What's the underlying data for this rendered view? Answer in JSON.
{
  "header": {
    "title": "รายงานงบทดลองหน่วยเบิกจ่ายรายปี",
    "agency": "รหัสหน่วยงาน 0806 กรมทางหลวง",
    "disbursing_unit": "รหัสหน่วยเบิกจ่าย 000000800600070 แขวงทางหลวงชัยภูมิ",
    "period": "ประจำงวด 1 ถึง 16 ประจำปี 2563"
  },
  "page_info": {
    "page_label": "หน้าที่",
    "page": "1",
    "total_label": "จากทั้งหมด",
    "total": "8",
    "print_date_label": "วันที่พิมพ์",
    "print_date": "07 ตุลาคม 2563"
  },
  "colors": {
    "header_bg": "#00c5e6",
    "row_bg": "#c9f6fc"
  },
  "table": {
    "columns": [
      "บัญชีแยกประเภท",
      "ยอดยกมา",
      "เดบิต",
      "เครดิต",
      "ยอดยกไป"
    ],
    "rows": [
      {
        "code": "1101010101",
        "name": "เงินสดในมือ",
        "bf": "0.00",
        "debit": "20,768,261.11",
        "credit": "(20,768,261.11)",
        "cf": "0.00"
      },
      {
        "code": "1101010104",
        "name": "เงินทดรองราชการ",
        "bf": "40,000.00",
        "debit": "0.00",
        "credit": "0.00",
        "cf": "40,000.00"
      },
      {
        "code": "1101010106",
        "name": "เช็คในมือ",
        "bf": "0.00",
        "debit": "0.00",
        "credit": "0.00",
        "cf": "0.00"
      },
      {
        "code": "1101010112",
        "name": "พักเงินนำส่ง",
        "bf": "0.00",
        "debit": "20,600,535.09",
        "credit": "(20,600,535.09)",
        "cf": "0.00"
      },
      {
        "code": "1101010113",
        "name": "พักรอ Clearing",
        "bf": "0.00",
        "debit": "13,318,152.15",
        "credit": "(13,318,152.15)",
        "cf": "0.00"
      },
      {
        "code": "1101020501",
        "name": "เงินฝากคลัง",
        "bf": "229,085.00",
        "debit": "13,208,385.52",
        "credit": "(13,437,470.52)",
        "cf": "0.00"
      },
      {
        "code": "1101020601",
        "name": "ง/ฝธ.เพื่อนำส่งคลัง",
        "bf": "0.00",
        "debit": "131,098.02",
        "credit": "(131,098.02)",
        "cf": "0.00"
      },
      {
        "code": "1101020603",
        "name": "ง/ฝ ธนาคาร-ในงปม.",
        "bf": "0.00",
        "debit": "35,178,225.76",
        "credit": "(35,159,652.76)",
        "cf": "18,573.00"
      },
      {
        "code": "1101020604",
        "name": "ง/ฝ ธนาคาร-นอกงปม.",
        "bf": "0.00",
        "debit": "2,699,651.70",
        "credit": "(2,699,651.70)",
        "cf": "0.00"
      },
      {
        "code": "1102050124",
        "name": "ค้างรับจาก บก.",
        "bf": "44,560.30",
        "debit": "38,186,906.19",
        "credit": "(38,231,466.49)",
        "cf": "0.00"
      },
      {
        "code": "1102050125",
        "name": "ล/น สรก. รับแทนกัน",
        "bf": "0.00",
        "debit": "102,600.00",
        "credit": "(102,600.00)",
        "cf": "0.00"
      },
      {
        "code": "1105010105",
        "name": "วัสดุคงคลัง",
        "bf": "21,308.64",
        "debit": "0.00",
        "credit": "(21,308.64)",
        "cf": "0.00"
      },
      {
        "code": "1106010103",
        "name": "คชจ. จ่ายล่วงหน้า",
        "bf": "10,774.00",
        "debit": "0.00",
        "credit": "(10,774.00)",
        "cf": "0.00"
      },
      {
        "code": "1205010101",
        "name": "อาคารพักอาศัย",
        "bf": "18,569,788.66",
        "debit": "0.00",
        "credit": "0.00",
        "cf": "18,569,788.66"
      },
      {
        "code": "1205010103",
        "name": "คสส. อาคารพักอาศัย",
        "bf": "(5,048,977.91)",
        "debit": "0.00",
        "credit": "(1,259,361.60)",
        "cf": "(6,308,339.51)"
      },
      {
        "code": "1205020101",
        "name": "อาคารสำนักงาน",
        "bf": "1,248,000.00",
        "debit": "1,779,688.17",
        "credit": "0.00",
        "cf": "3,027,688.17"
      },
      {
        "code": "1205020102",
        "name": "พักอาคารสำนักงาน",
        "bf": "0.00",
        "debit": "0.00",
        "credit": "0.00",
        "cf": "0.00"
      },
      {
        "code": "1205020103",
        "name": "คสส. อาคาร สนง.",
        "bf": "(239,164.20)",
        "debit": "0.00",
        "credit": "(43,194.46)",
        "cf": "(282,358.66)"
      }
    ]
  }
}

§ Short problem
Pick out each line above that includes "อาคารพ" and show it.

§ Worked answer
        "name": "อาคารพักอาศัย",
        "name": "คสส. อาคารพักอาศัย",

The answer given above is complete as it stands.